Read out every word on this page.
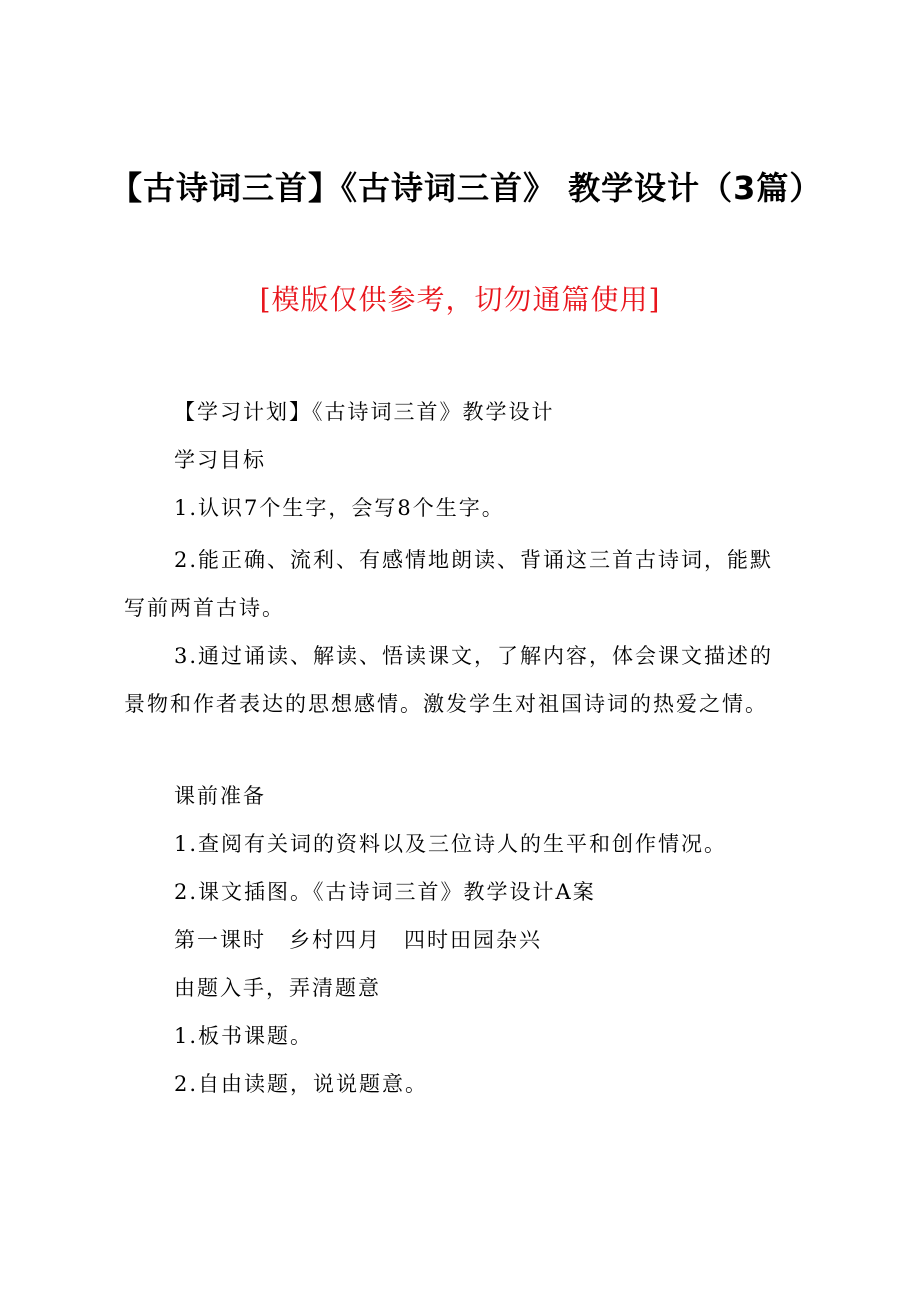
【古诗词三首】《古诗词三首》 教学设计（3篇）
[模版仅供参考，切勿通篇使用]

【学习计划】《古诗词三首》教学设计

学习目标

1.认识7个生字，会写8个生字。

2.能正确、流利、有感情地朗读、背诵这三首古诗词，能默写前两首古诗。

3.通过诵读、解读、悟读课文，了解内容，体会课文描述的景物和作者表达的思想感情。激发学生对祖国诗词的热爱之情。

课前准备

1.查阅有关词的资料以及三位诗人的生平和创作情况。

2.课文插图。《古诗词三首》教学设计A案

第一课时　乡村四月　四时田园杂兴

由题入手，弄清题意

1.板书课题。

2.自由读题，说说题意。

*INSTRUCTION*:
Without including any picture, repeat the data exactly.

*ANSWER TO THIS TASK*:
Read out every word on this page.
【古诗词三首】《古诗词三首》 教学设计（3篇）
[模版仅供参考，切勿通篇使用]

【学习计划】《古诗词三首》教学设计

学习目标

1.认识7个生字，会写8个生字。

2.能正确、流利、有感情地朗读、背诵这三首古诗词，能默写前两首古诗。

3.通过诵读、解读、悟读课文，了解内容，体会课文描述的景物和作者表达的思想感情。激发学生对祖国诗词的热爱之情。

课前准备

1.查阅有关词的资料以及三位诗人的生平和创作情况。

2.课文插图。《古诗词三首》教学设计A案

第一课时　乡村四月　四时田园杂兴

由题入手，弄清题意

1.板书课题。

2.自由读题，说说题意。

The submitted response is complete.